* BEGIN *
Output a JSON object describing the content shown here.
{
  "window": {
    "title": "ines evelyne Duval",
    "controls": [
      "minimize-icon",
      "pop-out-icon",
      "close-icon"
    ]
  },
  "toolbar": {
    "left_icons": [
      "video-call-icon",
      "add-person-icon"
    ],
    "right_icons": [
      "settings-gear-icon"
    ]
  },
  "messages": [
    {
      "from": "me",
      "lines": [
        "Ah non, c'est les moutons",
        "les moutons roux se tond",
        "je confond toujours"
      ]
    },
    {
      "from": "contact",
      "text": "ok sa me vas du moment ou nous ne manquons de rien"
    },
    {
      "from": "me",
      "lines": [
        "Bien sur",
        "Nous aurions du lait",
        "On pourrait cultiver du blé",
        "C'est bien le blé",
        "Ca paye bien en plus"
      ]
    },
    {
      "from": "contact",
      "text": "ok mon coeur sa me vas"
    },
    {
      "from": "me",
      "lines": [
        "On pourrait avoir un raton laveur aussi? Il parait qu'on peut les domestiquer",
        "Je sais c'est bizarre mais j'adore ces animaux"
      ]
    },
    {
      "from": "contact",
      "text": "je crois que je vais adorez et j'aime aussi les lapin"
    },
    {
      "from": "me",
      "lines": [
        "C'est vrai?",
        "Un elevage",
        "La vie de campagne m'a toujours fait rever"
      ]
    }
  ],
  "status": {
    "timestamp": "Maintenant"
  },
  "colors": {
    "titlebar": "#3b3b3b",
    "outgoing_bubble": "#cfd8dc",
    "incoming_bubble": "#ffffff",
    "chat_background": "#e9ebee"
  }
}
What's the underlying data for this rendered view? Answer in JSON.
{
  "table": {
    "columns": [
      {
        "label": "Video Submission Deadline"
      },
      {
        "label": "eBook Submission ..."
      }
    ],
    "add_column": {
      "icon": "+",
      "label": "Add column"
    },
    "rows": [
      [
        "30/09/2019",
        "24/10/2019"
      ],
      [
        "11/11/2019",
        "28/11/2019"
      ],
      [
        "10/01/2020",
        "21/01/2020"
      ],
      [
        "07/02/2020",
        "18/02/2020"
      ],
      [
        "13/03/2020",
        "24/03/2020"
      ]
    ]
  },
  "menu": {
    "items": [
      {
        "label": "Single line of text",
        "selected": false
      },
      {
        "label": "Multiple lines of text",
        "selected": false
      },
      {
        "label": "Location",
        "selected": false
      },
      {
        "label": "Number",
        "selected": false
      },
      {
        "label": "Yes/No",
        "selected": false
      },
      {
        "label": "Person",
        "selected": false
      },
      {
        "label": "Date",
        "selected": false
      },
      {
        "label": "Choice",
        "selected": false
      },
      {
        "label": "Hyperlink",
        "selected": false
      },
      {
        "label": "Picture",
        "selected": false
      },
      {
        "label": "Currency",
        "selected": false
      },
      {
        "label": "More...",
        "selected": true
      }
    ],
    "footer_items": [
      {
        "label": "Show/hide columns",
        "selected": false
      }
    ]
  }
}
* END *
Exercise |
Tally the lines above containing "toujours". Answer with the count only.

Result of the task |
2